Exercise objective » Transcribe every line of the listing below without any deviation.
= = = = = = =
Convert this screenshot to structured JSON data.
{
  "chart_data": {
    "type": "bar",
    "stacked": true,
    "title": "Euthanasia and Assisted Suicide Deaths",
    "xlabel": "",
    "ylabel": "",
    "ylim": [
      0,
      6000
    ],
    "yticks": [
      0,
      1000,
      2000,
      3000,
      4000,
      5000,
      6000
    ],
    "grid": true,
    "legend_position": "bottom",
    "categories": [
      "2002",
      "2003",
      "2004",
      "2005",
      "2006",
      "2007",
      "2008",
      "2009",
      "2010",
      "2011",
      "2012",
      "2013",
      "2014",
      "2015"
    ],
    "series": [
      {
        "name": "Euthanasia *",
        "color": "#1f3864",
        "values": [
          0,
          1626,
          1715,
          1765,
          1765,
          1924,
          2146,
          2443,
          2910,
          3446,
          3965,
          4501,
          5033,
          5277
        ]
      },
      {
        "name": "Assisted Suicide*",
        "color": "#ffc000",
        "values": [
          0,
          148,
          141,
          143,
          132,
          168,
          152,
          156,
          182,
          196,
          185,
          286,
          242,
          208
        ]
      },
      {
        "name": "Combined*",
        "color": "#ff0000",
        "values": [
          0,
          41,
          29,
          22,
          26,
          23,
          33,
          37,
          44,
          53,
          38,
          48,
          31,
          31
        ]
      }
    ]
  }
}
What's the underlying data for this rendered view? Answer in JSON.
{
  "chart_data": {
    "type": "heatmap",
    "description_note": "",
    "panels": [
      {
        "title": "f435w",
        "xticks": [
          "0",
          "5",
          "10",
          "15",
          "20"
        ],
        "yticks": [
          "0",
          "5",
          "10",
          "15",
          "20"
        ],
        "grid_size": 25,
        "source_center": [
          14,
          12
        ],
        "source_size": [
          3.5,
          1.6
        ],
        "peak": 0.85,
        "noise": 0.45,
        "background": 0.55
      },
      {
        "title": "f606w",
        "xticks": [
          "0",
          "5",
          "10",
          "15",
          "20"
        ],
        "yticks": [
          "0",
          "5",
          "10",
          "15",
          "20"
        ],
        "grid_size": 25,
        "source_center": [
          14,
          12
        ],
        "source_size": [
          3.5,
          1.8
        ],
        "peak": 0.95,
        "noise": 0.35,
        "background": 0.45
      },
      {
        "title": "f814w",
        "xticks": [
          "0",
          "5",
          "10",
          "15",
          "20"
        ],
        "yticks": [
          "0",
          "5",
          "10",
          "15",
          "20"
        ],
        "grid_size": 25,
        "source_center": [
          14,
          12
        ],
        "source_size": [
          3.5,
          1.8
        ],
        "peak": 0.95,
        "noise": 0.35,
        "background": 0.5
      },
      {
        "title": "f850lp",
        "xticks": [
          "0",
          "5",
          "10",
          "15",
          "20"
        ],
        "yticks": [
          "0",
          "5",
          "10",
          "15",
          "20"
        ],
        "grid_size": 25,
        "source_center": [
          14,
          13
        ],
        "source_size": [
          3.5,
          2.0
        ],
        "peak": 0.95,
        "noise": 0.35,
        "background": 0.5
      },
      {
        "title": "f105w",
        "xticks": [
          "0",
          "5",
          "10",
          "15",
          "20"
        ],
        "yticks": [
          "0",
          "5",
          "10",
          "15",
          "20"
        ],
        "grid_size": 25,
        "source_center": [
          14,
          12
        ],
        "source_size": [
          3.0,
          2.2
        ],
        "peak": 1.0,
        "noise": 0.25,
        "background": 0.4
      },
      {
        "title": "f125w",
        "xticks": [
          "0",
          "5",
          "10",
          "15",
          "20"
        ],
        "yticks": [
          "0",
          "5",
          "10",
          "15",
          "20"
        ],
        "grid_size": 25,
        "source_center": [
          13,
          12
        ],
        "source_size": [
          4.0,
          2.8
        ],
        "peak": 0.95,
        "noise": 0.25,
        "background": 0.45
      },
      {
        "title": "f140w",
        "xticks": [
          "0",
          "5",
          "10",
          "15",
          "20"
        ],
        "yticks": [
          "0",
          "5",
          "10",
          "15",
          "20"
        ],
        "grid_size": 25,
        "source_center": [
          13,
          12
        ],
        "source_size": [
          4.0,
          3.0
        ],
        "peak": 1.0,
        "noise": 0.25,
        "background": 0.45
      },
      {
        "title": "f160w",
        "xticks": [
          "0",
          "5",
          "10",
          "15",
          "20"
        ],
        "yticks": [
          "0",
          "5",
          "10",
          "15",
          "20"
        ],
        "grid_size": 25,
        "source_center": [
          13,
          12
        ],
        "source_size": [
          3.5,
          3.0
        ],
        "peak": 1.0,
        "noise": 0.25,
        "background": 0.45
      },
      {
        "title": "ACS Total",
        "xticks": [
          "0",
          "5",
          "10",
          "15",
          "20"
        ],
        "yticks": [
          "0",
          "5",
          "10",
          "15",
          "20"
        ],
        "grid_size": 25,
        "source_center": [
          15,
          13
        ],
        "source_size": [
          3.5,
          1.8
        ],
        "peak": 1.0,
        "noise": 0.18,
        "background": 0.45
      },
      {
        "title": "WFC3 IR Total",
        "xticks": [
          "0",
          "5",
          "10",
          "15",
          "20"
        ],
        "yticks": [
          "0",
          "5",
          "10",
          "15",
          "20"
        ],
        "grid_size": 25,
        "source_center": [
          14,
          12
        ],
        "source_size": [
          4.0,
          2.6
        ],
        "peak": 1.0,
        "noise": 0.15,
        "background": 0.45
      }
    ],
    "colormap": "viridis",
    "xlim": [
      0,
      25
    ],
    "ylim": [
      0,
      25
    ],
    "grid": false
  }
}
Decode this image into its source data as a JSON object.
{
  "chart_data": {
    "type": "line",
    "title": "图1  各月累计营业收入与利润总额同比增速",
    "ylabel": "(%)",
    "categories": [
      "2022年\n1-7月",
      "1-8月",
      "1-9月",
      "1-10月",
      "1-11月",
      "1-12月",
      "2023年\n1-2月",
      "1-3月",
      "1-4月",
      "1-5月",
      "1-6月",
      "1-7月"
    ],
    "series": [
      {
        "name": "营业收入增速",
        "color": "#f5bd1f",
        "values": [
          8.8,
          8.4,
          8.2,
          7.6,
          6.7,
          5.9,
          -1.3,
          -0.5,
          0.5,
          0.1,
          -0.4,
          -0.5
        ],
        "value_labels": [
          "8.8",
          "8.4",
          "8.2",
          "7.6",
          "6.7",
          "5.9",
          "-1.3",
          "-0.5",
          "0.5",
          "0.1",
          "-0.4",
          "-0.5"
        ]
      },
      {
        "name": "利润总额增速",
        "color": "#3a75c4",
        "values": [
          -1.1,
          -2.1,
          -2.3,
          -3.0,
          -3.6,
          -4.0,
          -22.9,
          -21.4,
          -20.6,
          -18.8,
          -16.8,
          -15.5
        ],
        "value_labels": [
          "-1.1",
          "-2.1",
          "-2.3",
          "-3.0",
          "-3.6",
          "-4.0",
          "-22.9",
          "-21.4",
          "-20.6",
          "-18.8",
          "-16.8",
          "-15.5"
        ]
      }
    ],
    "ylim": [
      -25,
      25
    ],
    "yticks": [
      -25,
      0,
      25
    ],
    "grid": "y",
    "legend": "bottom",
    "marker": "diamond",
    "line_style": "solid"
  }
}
= = = = = = =
Expected answer »
Convert this screenshot to structured JSON data.
{
  "chart_data": {
    "type": "bar",
    "stacked": true,
    "title": "Euthanasia and Assisted Suicide Deaths",
    "xlabel": "",
    "ylabel": "",
    "ylim": [
      0,
      6000
    ],
    "yticks": [
      0,
      1000,
      2000,
      3000,
      4000,
      5000,
      6000
    ],
    "grid": true,
    "legend_position": "bottom",
    "categories": [
      "2002",
      "2003",
      "2004",
      "2005",
      "2006",
      "2007",
      "2008",
      "2009",
      "2010",
      "2011",
      "2012",
      "2013",
      "2014",
      "2015"
    ],
    "series": [
      {
        "name": "Euthanasia *",
        "color": "#1f3864",
        "values": [
          0,
          1626,
          1715,
          1765,
          1765,
          1924,
          2146,
          2443,
          2910,
          3446,
          3965,
          4501,
          5033,
          5277
        ]
      },
      {
        "name": "Assisted Suicide*",
        "color": "#ffc000",
        "values": [
          0,
          148,
          141,
          143,
          132,
          168,
          152,
          156,
          182,
          196,
          185,
          286,
          242,
          208
        ]
      },
      {
        "name": "Combined*",
        "color": "#ff0000",
        "values": [
          0,
          41,
          29,
          22,
          26,
          23,
          33,
          37,
          44,
          53,
          38,
          48,
          31,
          31
        ]
      }
    ]
  }
}
What's the underlying data for this rendered view? Answer in JSON.
{
  "chart_data": {
    "type": "heatmap",
    "description_note": "",
    "panels": [
      {
        "title": "f435w",
        "xticks": [
          "0",
          "5",
          "10",
          "15",
          "20"
        ],
        "yticks": [
          "0",
          "5",
          "10",
          "15",
          "20"
        ],
        "grid_size": 25,
        "source_center": [
          14,
          12
        ],
        "source_size": [
          3.5,
          1.6
        ],
        "peak": 0.85,
        "noise": 0.45,
        "background": 0.55
      },
      {
        "title": "f606w",
        "xticks": [
          "0",
          "5",
          "10",
          "15",
          "20"
        ],
        "yticks": [
          "0",
          "5",
          "10",
          "15",
          "20"
        ],
        "grid_size": 25,
        "source_center": [
          14,
          12
        ],
        "source_size": [
          3.5,
          1.8
        ],
        "peak": 0.95,
        "noise": 0.35,
        "background": 0.45
      },
      {
        "title": "f814w",
        "xticks": [
          "0",
          "5",
          "10",
          "15",
          "20"
        ],
        "yticks": [
          "0",
          "5",
          "10",
          "15",
          "20"
        ],
        "grid_size": 25,
        "source_center": [
          14,
          12
        ],
        "source_size": [
          3.5,
          1.8
        ],
        "peak": 0.95,
        "noise": 0.35,
        "background": 0.5
      },
      {
        "title": "f850lp",
        "xticks": [
          "0",
          "5",
          "10",
          "15",
          "20"
        ],
        "yticks": [
          "0",
          "5",
          "10",
          "15",
          "20"
        ],
        "grid_size": 25,
        "source_center": [
          14,
          13
        ],
        "source_size": [
          3.5,
          2.0
        ],
        "peak": 0.95,
        "noise": 0.35,
        "background": 0.5
      },
      {
        "title": "f105w",
        "xticks": [
          "0",
          "5",
          "10",
          "15",
          "20"
        ],
        "yticks": [
          "0",
          "5",
          "10",
          "15",
          "20"
        ],
        "grid_size": 25,
        "source_center": [
          14,
          12
        ],
        "source_size": [
          3.0,
          2.2
        ],
        "peak": 1.0,
        "noise": 0.25,
        "background": 0.4
      },
      {
        "title": "f125w",
        "xticks": [
          "0",
          "5",
          "10",
          "15",
          "20"
        ],
        "yticks": [
          "0",
          "5",
          "10",
          "15",
          "20"
        ],
        "grid_size": 25,
        "source_center": [
          13,
          12
        ],
        "source_size": [
          4.0,
          2.8
        ],
        "peak": 0.95,
        "noise": 0.25,
        "background": 0.45
      },
      {
        "title": "f140w",
        "xticks": [
          "0",
          "5",
          "10",
          "15",
          "20"
        ],
        "yticks": [
          "0",
          "5",
          "10",
          "15",
          "20"
        ],
        "grid_size": 25,
        "source_center": [
          13,
          12
        ],
        "source_size": [
          4.0,
          3.0
        ],
        "peak": 1.0,
        "noise": 0.25,
        "background": 0.45
      },
      {
        "title": "f160w",
        "xticks": [
          "0",
          "5",
          "10",
          "15",
          "20"
        ],
        "yticks": [
          "0",
          "5",
          "10",
          "15",
          "20"
        ],
        "grid_size": 25,
        "source_center": [
          13,
          12
        ],
        "source_size": [
          3.5,
          3.0
        ],
        "peak": 1.0,
        "noise": 0.25,
        "background": 0.45
      },
      {
        "title": "ACS Total",
        "xticks": [
          "0",
          "5",
          "10",
          "15",
          "20"
        ],
        "yticks": [
          "0",
          "5",
          "10",
          "15",
          "20"
        ],
        "grid_size": 25,
        "source_center": [
          15,
          13
        ],
        "source_size": [
          3.5,
          1.8
        ],
        "peak": 1.0,
        "noise": 0.18,
        "background": 0.45
      },
      {
        "title": "WFC3 IR Total",
        "xticks": [
          "0",
          "5",
          "10",
          "15",
          "20"
        ],
        "yticks": [
          "0",
          "5",
          "10",
          "15",
          "20"
        ],
        "grid_size": 25,
        "source_center": [
          14,
          12
        ],
        "source_size": [
          4.0,
          2.6
        ],
        "peak": 1.0,
        "noise": 0.15,
        "background": 0.45
      }
    ],
    "colormap": "viridis",
    "xlim": [
      0,
      25
    ],
    "ylim": [
      0,
      25
    ],
    "grid": false
  }
}
Decode this image into its source data as a JSON object.
{
  "chart_data": {
    "type": "line",
    "title": "图1  各月累计营业收入与利润总额同比增速",
    "ylabel": "(%)",
    "categories": [
      "2022年\n1-7月",
      "1-8月",
      "1-9月",
      "1-10月",
      "1-11月",
      "1-12月",
      "2023年\n1-2月",
      "1-3月",
      "1-4月",
      "1-5月",
      "1-6月",
      "1-7月"
    ],
    "series": [
      {
        "name": "营业收入增速",
        "color": "#f5bd1f",
        "values": [
          8.8,
          8.4,
          8.2,
          7.6,
          6.7,
          5.9,
          -1.3,
          -0.5,
          0.5,
          0.1,
          -0.4,
          -0.5
        ],
        "value_labels": [
          "8.8",
          "8.4",
          "8.2",
          "7.6",
          "6.7",
          "5.9",
          "-1.3",
          "-0.5",
          "0.5",
          "0.1",
          "-0.4",
          "-0.5"
        ]
      },
      {
        "name": "利润总额增速",
        "color": "#3a75c4",
        "values": [
          -1.1,
          -2.1,
          -2.3,
          -3.0,
          -3.6,
          -4.0,
          -22.9,
          -21.4,
          -20.6,
          -18.8,
          -16.8,
          -15.5
        ],
        "value_labels": [
          "-1.1",
          "-2.1",
          "-2.3",
          "-3.0",
          "-3.6",
          "-4.0",
          "-22.9",
          "-21.4",
          "-20.6",
          "-18.8",
          "-16.8",
          "-15.5"
        ]
      }
    ],
    "ylim": [
      -25,
      25
    ],
    "yticks": [
      -25,
      0,
      25
    ],
    "grid": "y",
    "legend": "bottom",
    "marker": "diamond",
    "line_style": "solid"
  }
}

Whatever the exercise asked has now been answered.